Problem set:
- a) According to the passage on homelessness, in what year did Newsom introduce Care Not Cash as a ballot proposition?
- b) Rewrite the passage on homelessness starting at "Hearing about Gov." and ending at "Not Cash (CNC).", swapping "fundraiser" for "campaign dinner".

Throwing money at homelessness will never be enough

Hearing about Gov. Gavin Newsom’s budget proposal to pump billions more dollars into combatting homelessness, including encampment cleanups, made me remember a day when he was Mayor of San Francisco. I think it was in 2008, when he was running for a second term. He was hosting a fundraiser at a restaurant South of Market, and a big part of his campaign theme was the success of Care Not Cash (CNC).

Newsom had introduced CNC as a ballot proposition in 2002, when he was still a San Francisco Supervisor. It severely reduced the monthly cash stipend given to the city’s 3,000 homeless people, but increased their access to housing and food. CNC, Newsom had promised, would go a long way toward ending homelessness in San Francisco.

I remember getting off BART, the subway, and making my way a few blocks to the fundraiser. Along the way, I had to literally step over the bodies of homeless people sprawled on the sidewalks or in the gutters. I thought how weird and ironic it was that Gavin, a friend, was touting CNC, which in the previous six years appeared to have done very little to tackle homelessness. To this day, the number of homeless people in the city continues to rise. It’s now up by more than 50% since 2009, suggesting that CNC, whatever its initial success had been, had zero long-term impact.

Excerpted data:
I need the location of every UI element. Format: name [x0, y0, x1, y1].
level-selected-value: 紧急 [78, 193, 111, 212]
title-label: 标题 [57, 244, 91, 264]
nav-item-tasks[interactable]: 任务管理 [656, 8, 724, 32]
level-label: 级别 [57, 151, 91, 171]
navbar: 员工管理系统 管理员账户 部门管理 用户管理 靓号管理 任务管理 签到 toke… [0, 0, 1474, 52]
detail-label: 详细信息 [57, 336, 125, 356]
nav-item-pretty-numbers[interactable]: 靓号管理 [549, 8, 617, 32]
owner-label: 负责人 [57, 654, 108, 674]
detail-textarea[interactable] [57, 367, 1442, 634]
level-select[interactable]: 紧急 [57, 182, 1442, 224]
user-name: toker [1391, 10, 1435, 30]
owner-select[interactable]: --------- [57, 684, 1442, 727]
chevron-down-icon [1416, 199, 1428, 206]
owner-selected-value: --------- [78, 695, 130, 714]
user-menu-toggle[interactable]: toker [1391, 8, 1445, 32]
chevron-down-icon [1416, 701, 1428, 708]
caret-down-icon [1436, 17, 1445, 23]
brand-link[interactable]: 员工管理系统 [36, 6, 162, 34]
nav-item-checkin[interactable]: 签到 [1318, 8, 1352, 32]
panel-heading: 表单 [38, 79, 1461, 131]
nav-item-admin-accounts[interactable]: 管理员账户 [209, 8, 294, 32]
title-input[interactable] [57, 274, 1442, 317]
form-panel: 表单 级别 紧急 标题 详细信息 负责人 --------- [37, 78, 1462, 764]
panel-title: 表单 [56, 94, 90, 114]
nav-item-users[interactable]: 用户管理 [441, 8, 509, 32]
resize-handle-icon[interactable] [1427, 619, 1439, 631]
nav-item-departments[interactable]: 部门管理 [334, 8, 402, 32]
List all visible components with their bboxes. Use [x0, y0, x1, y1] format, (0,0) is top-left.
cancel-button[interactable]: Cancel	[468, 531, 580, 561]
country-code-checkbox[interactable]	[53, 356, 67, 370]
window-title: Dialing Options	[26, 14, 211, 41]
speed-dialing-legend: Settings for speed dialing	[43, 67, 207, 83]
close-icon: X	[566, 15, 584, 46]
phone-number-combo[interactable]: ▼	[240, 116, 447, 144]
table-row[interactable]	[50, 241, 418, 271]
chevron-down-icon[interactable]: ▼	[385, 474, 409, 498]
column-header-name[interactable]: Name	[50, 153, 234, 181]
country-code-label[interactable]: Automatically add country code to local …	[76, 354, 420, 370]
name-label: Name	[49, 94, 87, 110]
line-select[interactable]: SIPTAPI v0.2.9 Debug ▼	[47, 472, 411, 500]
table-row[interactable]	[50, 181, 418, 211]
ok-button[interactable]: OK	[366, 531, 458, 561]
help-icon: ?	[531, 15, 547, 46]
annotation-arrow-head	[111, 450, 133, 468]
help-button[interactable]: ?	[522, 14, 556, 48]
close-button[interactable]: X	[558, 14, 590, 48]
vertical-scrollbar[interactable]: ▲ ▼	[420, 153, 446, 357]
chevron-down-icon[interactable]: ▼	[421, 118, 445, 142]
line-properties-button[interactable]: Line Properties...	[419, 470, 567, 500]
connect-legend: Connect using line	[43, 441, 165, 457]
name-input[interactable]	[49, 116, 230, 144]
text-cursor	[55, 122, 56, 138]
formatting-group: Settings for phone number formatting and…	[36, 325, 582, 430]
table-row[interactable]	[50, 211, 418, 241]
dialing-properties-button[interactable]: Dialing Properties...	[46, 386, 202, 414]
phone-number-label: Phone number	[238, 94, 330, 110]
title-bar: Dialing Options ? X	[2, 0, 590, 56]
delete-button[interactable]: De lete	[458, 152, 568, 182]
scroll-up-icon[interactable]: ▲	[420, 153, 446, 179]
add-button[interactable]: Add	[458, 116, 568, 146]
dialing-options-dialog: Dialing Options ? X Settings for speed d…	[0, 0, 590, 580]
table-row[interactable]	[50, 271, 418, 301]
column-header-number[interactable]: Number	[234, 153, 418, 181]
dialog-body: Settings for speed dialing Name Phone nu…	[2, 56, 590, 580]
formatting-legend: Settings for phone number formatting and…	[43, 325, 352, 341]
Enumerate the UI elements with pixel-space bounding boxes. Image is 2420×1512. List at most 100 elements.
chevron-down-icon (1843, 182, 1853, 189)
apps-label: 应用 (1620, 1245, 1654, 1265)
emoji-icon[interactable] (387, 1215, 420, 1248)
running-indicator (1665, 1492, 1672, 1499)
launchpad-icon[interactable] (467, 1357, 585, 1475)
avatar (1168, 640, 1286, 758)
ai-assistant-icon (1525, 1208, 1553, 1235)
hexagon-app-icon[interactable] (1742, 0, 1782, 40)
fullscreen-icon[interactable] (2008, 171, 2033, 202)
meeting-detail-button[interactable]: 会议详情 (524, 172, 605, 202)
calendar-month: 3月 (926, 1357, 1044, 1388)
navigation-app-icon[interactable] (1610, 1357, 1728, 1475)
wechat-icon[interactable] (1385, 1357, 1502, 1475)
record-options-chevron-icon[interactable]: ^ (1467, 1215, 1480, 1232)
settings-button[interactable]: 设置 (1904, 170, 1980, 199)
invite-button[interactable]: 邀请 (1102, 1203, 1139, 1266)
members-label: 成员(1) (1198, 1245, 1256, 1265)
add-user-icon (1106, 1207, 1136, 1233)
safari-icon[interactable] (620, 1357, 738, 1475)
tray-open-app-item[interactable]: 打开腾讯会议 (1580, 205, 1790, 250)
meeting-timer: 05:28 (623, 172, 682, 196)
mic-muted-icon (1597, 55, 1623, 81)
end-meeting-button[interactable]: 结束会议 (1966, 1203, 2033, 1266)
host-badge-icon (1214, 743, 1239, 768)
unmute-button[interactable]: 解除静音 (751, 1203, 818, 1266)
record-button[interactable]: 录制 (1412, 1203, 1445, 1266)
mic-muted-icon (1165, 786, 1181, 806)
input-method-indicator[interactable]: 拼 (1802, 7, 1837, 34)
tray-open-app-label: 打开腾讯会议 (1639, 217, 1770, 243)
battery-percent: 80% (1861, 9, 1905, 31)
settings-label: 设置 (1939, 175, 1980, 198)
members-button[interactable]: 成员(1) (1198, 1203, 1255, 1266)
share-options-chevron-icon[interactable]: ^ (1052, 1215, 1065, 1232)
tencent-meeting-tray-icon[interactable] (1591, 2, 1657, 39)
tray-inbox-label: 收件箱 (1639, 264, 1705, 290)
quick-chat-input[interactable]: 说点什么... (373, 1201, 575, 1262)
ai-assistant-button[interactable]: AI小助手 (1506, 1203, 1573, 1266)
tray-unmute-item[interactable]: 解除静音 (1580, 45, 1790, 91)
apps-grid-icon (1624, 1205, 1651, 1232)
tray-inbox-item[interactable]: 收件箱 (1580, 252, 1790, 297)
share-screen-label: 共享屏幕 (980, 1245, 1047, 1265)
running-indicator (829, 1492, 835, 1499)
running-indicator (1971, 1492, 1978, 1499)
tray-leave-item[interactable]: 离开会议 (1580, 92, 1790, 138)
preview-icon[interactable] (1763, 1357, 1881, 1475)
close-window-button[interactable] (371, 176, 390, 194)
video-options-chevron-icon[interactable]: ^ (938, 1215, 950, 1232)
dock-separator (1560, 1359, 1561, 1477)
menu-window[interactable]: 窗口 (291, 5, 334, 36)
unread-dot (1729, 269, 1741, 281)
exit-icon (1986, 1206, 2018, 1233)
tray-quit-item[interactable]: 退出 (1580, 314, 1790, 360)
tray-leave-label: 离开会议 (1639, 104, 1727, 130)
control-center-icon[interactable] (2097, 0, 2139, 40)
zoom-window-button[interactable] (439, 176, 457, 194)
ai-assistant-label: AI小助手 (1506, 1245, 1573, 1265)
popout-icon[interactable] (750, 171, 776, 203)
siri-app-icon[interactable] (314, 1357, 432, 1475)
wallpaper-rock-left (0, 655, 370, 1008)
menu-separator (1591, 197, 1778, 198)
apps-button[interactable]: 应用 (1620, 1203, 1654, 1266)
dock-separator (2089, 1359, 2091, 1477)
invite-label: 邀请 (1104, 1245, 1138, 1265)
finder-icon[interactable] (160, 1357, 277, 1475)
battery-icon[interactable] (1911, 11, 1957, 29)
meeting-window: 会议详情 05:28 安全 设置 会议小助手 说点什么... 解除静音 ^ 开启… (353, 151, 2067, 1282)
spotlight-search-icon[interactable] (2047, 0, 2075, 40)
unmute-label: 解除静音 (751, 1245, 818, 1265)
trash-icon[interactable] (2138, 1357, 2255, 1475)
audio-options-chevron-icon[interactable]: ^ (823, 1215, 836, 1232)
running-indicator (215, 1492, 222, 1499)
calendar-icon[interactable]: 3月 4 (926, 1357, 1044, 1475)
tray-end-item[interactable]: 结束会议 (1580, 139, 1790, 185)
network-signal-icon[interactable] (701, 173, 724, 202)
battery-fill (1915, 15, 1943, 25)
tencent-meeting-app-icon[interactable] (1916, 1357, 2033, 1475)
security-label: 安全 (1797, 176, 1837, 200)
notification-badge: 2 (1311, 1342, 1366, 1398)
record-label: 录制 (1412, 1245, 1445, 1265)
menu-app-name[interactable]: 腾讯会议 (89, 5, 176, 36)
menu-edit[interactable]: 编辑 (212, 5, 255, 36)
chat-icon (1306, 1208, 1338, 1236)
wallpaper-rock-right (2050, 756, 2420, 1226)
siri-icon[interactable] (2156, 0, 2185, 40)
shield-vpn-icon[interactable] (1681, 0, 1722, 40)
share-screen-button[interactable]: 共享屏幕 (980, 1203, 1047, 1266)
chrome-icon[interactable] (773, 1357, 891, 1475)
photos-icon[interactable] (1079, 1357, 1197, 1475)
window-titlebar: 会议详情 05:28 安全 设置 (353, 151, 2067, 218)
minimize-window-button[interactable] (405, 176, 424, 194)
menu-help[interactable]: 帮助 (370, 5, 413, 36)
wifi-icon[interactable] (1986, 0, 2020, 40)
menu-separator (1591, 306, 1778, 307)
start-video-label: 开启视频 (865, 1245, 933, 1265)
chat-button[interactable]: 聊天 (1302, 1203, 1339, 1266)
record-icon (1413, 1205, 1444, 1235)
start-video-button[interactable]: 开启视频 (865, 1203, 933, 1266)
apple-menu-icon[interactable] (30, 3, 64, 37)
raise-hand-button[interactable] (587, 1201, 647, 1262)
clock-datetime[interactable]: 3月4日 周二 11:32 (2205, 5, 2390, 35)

Answers to the tasks:
- a) 2002

- b)
Hearing about Gov. Gavin Newsom’s budget proposal to pump billions more dollars into combatting homelessness, including encampment cleanups, made me remember a day when he was Mayor of San Francisco. I think it was in 2008, when he was running for a second term. He was hosting a campaign dinner at a restaurant South of Market, and a big part of his campaign theme was the success of Care Not Cash (CNC).